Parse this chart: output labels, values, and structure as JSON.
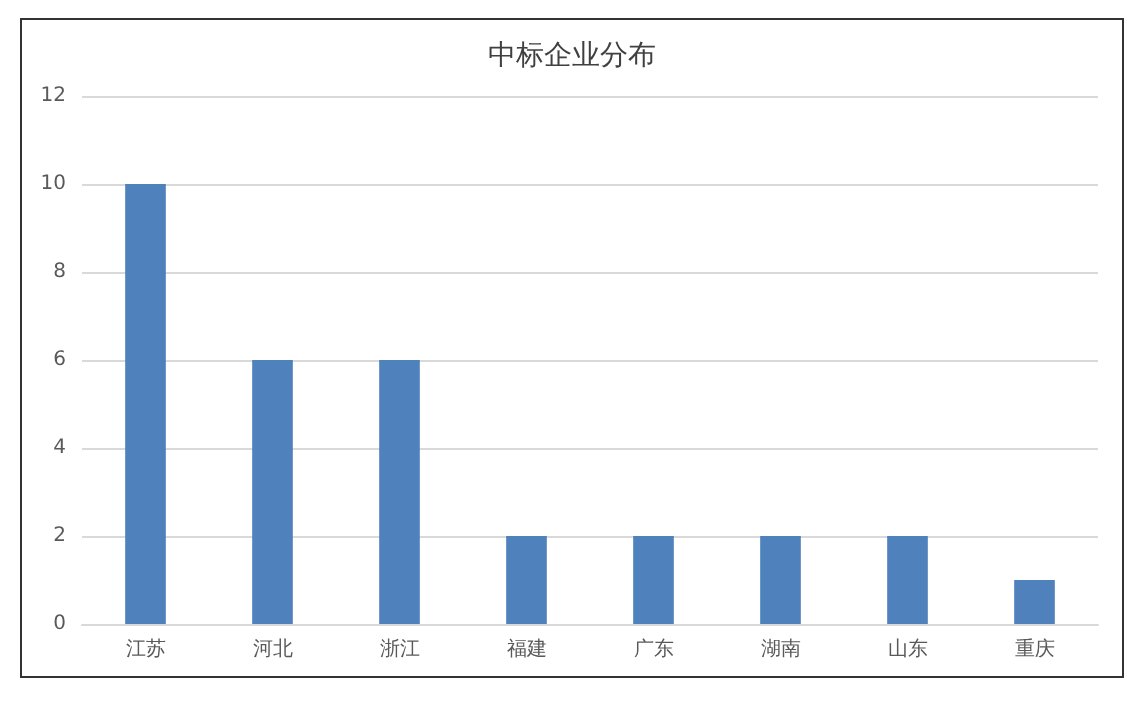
{
  "chart_data": {
    "type": "bar",
    "title": "中标企业分布",
    "categories": [
      "江苏",
      "河北",
      "浙江",
      "福建",
      "广东",
      "湖南",
      "山东",
      "重庆"
    ],
    "values": [
      10,
      6,
      6,
      2,
      2,
      2,
      2,
      1
    ],
    "color": "#4f81bd",
    "ylim": [
      0,
      12
    ],
    "yticks": [
      0,
      2,
      4,
      6,
      8,
      10,
      12
    ],
    "grid": "y"
  }
}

========================================================================

• [Stated exercise] Quote the material in full and exactly; do not carry over its pictures.

• [Problem solution]
Parse this chart: output labels, values, and structure as JSON.
{
  "chart_data": {
    "type": "bar",
    "title": "中标企业分布",
    "categories": [
      "江苏",
      "河北",
      "浙江",
      "福建",
      "广东",
      "湖南",
      "山东",
      "重庆"
    ],
    "values": [
      10,
      6,
      6,
      2,
      2,
      2,
      2,
      1
    ],
    "color": "#4f81bd",
    "ylim": [
      0,
      12
    ],
    "yticks": [
      0,
      2,
      4,
      6,
      8,
      10,
      12
    ],
    "grid": "y"
  }
}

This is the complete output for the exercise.